--- start RECORDS ---
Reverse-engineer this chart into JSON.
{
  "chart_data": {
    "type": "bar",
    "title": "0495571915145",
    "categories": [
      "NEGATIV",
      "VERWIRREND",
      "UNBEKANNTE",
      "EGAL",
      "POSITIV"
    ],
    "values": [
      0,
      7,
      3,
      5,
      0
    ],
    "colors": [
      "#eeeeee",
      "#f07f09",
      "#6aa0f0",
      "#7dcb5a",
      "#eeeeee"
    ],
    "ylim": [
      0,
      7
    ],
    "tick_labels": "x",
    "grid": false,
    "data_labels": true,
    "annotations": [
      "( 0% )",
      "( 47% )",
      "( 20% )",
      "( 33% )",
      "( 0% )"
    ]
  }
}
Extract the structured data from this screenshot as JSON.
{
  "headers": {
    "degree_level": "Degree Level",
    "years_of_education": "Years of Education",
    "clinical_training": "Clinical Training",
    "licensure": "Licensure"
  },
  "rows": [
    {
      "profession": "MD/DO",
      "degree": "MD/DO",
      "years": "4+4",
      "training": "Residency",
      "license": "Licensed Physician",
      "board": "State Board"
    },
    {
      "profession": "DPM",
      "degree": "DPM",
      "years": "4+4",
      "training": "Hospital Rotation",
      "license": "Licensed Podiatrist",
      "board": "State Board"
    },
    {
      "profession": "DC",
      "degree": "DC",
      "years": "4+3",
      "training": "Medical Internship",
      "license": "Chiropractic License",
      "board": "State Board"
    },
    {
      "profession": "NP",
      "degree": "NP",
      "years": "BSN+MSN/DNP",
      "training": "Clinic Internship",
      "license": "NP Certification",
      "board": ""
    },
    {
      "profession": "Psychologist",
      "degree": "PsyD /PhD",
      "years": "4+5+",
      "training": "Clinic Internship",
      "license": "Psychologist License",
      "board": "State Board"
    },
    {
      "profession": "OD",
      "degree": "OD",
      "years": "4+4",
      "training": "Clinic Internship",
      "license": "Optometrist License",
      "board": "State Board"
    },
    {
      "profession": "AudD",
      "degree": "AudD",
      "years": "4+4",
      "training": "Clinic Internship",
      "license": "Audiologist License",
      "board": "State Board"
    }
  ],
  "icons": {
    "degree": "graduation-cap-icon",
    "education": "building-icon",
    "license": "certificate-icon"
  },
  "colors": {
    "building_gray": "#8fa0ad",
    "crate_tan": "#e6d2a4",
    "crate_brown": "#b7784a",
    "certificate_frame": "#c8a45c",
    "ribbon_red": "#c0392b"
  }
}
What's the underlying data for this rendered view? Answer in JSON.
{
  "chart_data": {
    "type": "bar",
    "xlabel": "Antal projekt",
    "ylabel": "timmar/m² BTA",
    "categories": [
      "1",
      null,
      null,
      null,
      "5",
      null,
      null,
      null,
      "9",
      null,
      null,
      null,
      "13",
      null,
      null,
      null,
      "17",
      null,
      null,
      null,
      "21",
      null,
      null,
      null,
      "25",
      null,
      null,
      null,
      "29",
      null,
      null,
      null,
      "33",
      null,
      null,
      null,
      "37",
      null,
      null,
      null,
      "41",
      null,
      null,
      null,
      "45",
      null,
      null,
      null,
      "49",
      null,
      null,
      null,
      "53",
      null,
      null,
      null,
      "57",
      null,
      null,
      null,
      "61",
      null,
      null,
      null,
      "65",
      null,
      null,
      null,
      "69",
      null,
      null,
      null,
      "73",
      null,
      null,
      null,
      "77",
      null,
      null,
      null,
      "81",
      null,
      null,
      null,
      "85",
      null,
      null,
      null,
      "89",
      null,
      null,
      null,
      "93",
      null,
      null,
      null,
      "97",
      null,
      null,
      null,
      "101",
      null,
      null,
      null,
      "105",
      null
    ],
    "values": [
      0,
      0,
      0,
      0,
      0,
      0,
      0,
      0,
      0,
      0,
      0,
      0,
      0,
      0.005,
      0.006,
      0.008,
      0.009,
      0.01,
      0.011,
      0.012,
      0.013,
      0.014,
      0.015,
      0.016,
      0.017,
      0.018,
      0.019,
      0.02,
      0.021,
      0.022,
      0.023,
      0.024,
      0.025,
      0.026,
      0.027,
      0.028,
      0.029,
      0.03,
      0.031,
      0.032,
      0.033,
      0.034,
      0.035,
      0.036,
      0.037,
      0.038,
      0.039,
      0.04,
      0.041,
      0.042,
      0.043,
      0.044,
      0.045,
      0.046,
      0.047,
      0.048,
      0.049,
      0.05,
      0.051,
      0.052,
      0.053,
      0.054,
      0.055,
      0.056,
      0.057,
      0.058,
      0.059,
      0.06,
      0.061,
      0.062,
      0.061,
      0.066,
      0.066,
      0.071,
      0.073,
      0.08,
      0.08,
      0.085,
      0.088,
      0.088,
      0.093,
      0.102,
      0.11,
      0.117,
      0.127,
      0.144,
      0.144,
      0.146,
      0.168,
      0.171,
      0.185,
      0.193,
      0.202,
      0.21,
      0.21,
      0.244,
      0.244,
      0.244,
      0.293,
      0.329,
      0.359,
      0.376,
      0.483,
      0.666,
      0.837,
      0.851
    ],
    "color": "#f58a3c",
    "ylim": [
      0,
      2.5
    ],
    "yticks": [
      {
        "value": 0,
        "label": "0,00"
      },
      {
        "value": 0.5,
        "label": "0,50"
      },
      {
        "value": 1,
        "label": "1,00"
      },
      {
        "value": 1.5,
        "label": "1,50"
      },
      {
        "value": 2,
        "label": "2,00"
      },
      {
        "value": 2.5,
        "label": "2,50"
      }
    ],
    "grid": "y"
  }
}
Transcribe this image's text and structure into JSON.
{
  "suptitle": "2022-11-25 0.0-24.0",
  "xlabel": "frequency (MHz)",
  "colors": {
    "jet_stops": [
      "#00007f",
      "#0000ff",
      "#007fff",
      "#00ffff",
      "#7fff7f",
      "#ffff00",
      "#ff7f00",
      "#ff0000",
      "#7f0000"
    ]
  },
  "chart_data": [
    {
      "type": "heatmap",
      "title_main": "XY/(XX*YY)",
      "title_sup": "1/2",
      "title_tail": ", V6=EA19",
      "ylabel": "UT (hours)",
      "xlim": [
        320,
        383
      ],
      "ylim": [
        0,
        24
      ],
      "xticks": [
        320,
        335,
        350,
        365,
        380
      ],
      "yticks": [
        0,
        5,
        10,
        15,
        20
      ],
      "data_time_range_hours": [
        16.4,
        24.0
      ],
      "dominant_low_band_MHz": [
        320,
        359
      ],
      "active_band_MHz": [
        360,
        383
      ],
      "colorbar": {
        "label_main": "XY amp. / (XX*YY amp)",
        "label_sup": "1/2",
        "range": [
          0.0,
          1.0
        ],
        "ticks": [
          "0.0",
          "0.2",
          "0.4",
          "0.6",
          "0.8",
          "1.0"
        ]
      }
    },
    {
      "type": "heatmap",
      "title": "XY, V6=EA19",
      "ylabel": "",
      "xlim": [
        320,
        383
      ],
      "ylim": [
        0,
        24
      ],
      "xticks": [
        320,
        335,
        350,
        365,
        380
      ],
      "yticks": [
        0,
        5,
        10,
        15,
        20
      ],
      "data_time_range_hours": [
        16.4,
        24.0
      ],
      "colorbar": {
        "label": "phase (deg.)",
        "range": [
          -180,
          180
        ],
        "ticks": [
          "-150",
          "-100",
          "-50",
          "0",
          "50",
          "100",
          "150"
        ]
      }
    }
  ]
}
--- end RECORDS ---
• EXERCISE GOAL:
Each line in the material above must be retyped without alteration.

• SOLUTION TO THIS TASK:
Reverse-engineer this chart into JSON.
{
  "chart_data": {
    "type": "bar",
    "title": "0495571915145",
    "categories": [
      "NEGATIV",
      "VERWIRREND",
      "UNBEKANNTE",
      "EGAL",
      "POSITIV"
    ],
    "values": [
      0,
      7,
      3,
      5,
      0
    ],
    "colors": [
      "#eeeeee",
      "#f07f09",
      "#6aa0f0",
      "#7dcb5a",
      "#eeeeee"
    ],
    "ylim": [
      0,
      7
    ],
    "tick_labels": "x",
    "grid": false,
    "data_labels": true,
    "annotations": [
      "( 0% )",
      "( 47% )",
      "( 20% )",
      "( 33% )",
      "( 0% )"
    ]
  }
}
Extract the structured data from this screenshot as JSON.
{
  "headers": {
    "degree_level": "Degree Level",
    "years_of_education": "Years of Education",
    "clinical_training": "Clinical Training",
    "licensure": "Licensure"
  },
  "rows": [
    {
      "profession": "MD/DO",
      "degree": "MD/DO",
      "years": "4+4",
      "training": "Residency",
      "license": "Licensed Physician",
      "board": "State Board"
    },
    {
      "profession": "DPM",
      "degree": "DPM",
      "years": "4+4",
      "training": "Hospital Rotation",
      "license": "Licensed Podiatrist",
      "board": "State Board"
    },
    {
      "profession": "DC",
      "degree": "DC",
      "years": "4+3",
      "training": "Medical Internship",
      "license": "Chiropractic License",
      "board": "State Board"
    },
    {
      "profession": "NP",
      "degree": "NP",
      "years": "BSN+MSN/DNP",
      "training": "Clinic Internship",
      "license": "NP Certification",
      "board": ""
    },
    {
      "profession": "Psychologist",
      "degree": "PsyD /PhD",
      "years": "4+5+",
      "training": "Clinic Internship",
      "license": "Psychologist License",
      "board": "State Board"
    },
    {
      "profession": "OD",
      "degree": "OD",
      "years": "4+4",
      "training": "Clinic Internship",
      "license": "Optometrist License",
      "board": "State Board"
    },
    {
      "profession": "AudD",
      "degree": "AudD",
      "years": "4+4",
      "training": "Clinic Internship",
      "license": "Audiologist License",
      "board": "State Board"
    }
  ],
  "icons": {
    "degree": "graduation-cap-icon",
    "education": "building-icon",
    "license": "certificate-icon"
  },
  "colors": {
    "building_gray": "#8fa0ad",
    "crate_tan": "#e6d2a4",
    "crate_brown": "#b7784a",
    "certificate_frame": "#c8a45c",
    "ribbon_red": "#c0392b"
  }
}
What's the underlying data for this rendered view? Answer in JSON.
{
  "chart_data": {
    "type": "bar",
    "xlabel": "Antal projekt",
    "ylabel": "timmar/m² BTA",
    "categories": [
      "1",
      null,
      null,
      null,
      "5",
      null,
      null,
      null,
      "9",
      null,
      null,
      null,
      "13",
      null,
      null,
      null,
      "17",
      null,
      null,
      null,
      "21",
      null,
      null,
      null,
      "25",
      null,
      null,
      null,
      "29",
      null,
      null,
      null,
      "33",
      null,
      null,
      null,
      "37",
      null,
      null,
      null,
      "41",
      null,
      null,
      null,
      "45",
      null,
      null,
      null,
      "49",
      null,
      null,
      null,
      "53",
      null,
      null,
      null,
      "57",
      null,
      null,
      null,
      "61",
      null,
      null,
      null,
      "65",
      null,
      null,
      null,
      "69",
      null,
      null,
      null,
      "73",
      null,
      null,
      null,
      "77",
      null,
      null,
      null,
      "81",
      null,
      null,
      null,
      "85",
      null,
      null,
      null,
      "89",
      null,
      null,
      null,
      "93",
      null,
      null,
      null,
      "97",
      null,
      null,
      null,
      "101",
      null,
      null,
      null,
      "105",
      null
    ],
    "values": [
      0,
      0,
      0,
      0,
      0,
      0,
      0,
      0,
      0,
      0,
      0,
      0,
      0,
      0.005,
      0.006,
      0.008,
      0.009,
      0.01,
      0.011,
      0.012,
      0.013,
      0.014,
      0.015,
      0.016,
      0.017,
      0.018,
      0.019,
      0.02,
      0.021,
      0.022,
      0.023,
      0.024,
      0.025,
      0.026,
      0.027,
      0.028,
      0.029,
      0.03,
      0.031,
      0.032,
      0.033,
      0.034,
      0.035,
      0.036,
      0.037,
      0.038,
      0.039,
      0.04,
      0.041,
      0.042,
      0.043,
      0.044,
      0.045,
      0.046,
      0.047,
      0.048,
      0.049,
      0.05,
      0.051,
      0.052,
      0.053,
      0.054,
      0.055,
      0.056,
      0.057,
      0.058,
      0.059,
      0.06,
      0.061,
      0.062,
      0.061,
      0.066,
      0.066,
      0.071,
      0.073,
      0.08,
      0.08,
      0.085,
      0.088,
      0.088,
      0.093,
      0.102,
      0.11,
      0.117,
      0.127,
      0.144,
      0.144,
      0.146,
      0.168,
      0.171,
      0.185,
      0.193,
      0.202,
      0.21,
      0.21,
      0.244,
      0.244,
      0.244,
      0.293,
      0.329,
      0.359,
      0.376,
      0.483,
      0.666,
      0.837,
      0.851
    ],
    "color": "#f58a3c",
    "ylim": [
      0,
      2.5
    ],
    "yticks": [
      {
        "value": 0,
        "label": "0,00"
      },
      {
        "value": 0.5,
        "label": "0,50"
      },
      {
        "value": 1,
        "label": "1,00"
      },
      {
        "value": 1.5,
        "label": "1,50"
      },
      {
        "value": 2,
        "label": "2,00"
      },
      {
        "value": 2.5,
        "label": "2,50"
      }
    ],
    "grid": "y"
  }
}
Transcribe this image's text and structure into JSON.
{
  "suptitle": "2022-11-25 0.0-24.0",
  "xlabel": "frequency (MHz)",
  "colors": {
    "jet_stops": [
      "#00007f",
      "#0000ff",
      "#007fff",
      "#00ffff",
      "#7fff7f",
      "#ffff00",
      "#ff7f00",
      "#ff0000",
      "#7f0000"
    ]
  },
  "chart_data": [
    {
      "type": "heatmap",
      "title_main": "XY/(XX*YY)",
      "title_sup": "1/2",
      "title_tail": ", V6=EA19",
      "ylabel": "UT (hours)",
      "xlim": [
        320,
        383
      ],
      "ylim": [
        0,
        24
      ],
      "xticks": [
        320,
        335,
        350,
        365,
        380
      ],
      "yticks": [
        0,
        5,
        10,
        15,
        20
      ],
      "data_time_range_hours": [
        16.4,
        24.0
      ],
      "dominant_low_band_MHz": [
        320,
        359
      ],
      "active_band_MHz": [
        360,
        383
      ],
      "colorbar": {
        "label_main": "XY amp. / (XX*YY amp)",
        "label_sup": "1/2",
        "range": [
          0.0,
          1.0
        ],
        "ticks": [
          "0.0",
          "0.2",
          "0.4",
          "0.6",
          "0.8",
          "1.0"
        ]
      }
    },
    {
      "type": "heatmap",
      "title": "XY, V6=EA19",
      "ylabel": "",
      "xlim": [
        320,
        383
      ],
      "ylim": [
        0,
        24
      ],
      "xticks": [
        320,
        335,
        350,
        365,
        380
      ],
      "yticks": [
        0,
        5,
        10,
        15,
        20
      ],
      "data_time_range_hours": [
        16.4,
        24.0
      ],
      "colorbar": {
        "label": "phase (deg.)",
        "range": [
          -180,
          180
        ],
        "ticks": [
          "-150",
          "-100",
          "-50",
          "0",
          "50",
          "100",
          "150"
        ]
      }
    }
  ]
}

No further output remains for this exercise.